— Start Supplied data —

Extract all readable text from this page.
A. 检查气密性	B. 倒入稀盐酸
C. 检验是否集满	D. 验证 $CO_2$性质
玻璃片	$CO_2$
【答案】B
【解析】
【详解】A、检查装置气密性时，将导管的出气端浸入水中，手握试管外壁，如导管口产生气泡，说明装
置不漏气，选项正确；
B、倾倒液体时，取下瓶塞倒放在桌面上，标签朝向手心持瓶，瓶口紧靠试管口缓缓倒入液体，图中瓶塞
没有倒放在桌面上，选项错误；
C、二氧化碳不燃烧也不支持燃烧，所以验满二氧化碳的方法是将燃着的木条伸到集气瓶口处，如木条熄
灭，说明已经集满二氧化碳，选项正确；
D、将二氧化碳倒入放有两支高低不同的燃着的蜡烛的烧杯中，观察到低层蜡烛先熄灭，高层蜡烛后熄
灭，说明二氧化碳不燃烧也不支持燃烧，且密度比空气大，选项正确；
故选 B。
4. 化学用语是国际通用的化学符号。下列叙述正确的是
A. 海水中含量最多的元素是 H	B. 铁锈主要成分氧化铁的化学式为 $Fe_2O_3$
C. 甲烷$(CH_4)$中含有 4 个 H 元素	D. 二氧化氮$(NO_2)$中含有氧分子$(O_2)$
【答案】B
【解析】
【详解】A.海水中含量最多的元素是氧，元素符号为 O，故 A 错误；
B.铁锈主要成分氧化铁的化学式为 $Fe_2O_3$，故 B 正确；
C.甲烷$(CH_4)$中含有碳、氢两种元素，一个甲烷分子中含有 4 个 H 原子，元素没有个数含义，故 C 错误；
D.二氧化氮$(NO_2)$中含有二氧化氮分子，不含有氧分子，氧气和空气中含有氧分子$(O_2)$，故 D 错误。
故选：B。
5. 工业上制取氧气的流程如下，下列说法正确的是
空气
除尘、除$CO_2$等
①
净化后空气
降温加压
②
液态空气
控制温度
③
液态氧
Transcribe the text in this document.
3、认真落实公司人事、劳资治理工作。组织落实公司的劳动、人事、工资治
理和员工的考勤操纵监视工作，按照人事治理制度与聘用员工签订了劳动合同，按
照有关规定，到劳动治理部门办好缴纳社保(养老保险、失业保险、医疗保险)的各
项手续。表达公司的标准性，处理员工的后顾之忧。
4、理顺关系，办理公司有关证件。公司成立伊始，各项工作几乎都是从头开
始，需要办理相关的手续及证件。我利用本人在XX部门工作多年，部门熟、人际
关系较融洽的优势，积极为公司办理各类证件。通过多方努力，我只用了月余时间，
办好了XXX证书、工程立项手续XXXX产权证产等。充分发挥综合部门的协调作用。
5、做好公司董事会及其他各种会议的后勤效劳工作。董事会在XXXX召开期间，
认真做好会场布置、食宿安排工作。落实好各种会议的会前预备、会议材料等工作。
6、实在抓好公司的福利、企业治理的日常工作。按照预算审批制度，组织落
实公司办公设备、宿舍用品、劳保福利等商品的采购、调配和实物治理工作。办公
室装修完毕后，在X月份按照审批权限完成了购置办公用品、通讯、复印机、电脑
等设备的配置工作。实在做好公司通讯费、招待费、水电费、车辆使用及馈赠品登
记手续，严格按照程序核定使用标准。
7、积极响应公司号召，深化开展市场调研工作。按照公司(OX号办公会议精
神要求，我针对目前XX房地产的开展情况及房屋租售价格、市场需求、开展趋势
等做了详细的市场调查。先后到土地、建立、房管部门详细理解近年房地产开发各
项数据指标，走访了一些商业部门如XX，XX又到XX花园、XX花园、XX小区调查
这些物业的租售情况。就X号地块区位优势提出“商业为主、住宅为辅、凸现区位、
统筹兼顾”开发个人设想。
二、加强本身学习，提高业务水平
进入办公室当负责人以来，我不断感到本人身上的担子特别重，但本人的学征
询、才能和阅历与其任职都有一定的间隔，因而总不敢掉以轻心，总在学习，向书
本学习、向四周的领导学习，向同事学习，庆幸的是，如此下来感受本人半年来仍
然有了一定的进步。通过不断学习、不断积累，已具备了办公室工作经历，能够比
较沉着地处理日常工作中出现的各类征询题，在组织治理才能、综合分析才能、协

— End Supplied data —

Exercise description:
Find the word "选项正确" in the entries above and gather every line that holds it.

Exercise answer:
置不漏气，选项正确；
灭，说明已经集满二氧化碳，选项正确；
灭，说明二氧化碳不燃烧也不支持燃烧，且密度比空气大，选项正确；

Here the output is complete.